### Отрывок текста
________________________

Леонид Соболев подошел сзади и молча положил тяжелую руку Званцеву на плечо.
Званцев чувствовал успех и уже на следующий день отнес рассказ в журнал «Вокруг света», возобновивший свой выход с 1946 года. В его первом номере рассказ и был опубликован, пробудив внимание к проблеме в научных, студенческих кругах и вообще среди молодежи. Метеоритчики были довольны пробуждением интереса к их науке. Но Званцев не остановился.
Мысль о гибели космического корабля над тунгусской тайгой привела Званцева в Планетарий. Там читались интереснейшие лекции по астрономии и даже ставились спектакли о Джордано Бруно, о Галилее, о Копернике.
Перед входом в Планетарий появился плакат:
«ЗАГАДКА ТУНГУССКОГО МЕТЕОРИТА» Лекция Ф.Ю. Зигеля.
Заместитель директора Московского планетария, доцент Московского авиационного института Феликс Юрьевич Зигель горячо поддержал дерзкий замысел Званцева и принял деятельное участие в его осуществлении.

________________________

### Имеющиеся данные
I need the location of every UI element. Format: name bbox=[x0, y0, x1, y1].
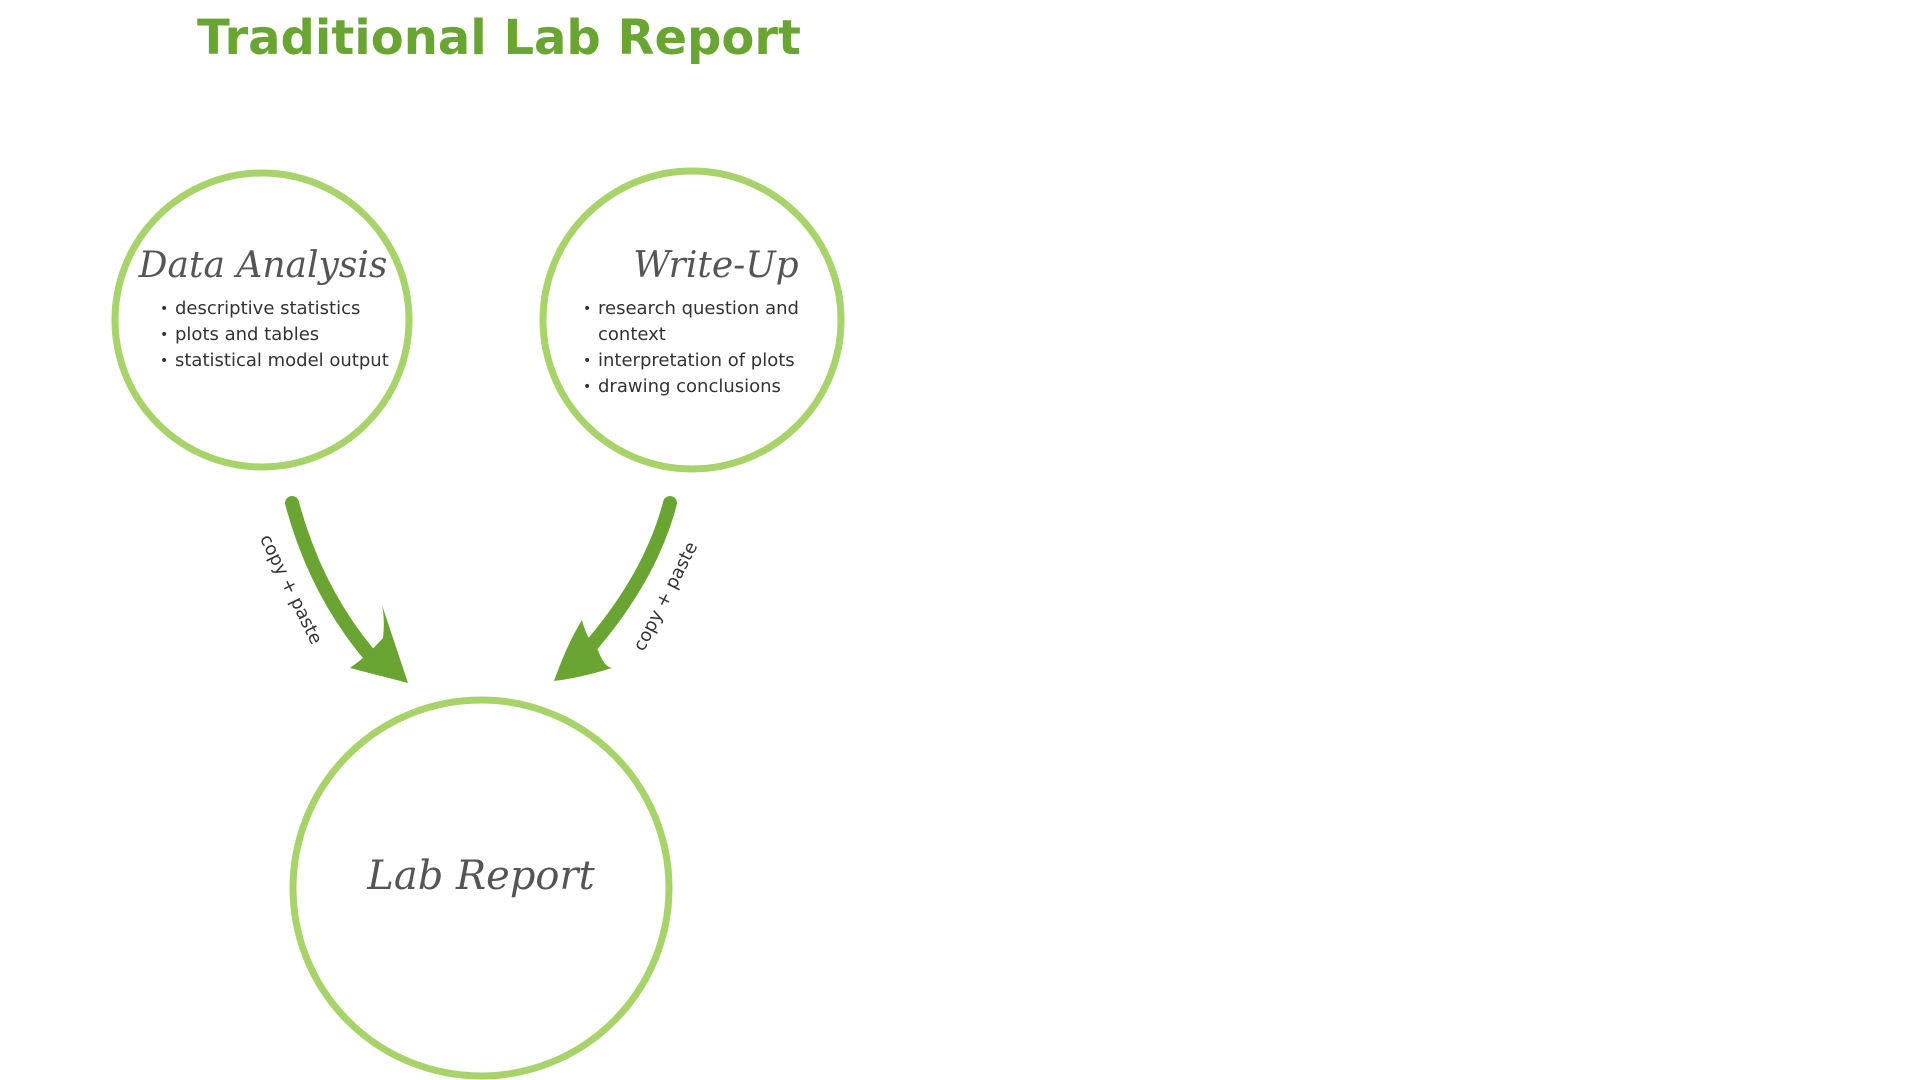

________________________

Ответьте по отрывку о Званцеве и Тунгусском метеорите:
(а) В какой журнал Званцев отнес свой рассказ?
(б) О ком ставились спектакли в Планетарии?
(в) Какую должность Ф.Ю. Зигель занимал в Московском планетарии?

(а) В журнал «Вокруг света».
(б) О Джордано Бруно, о Галилее и о Копернике.
(в) Заместитель директора.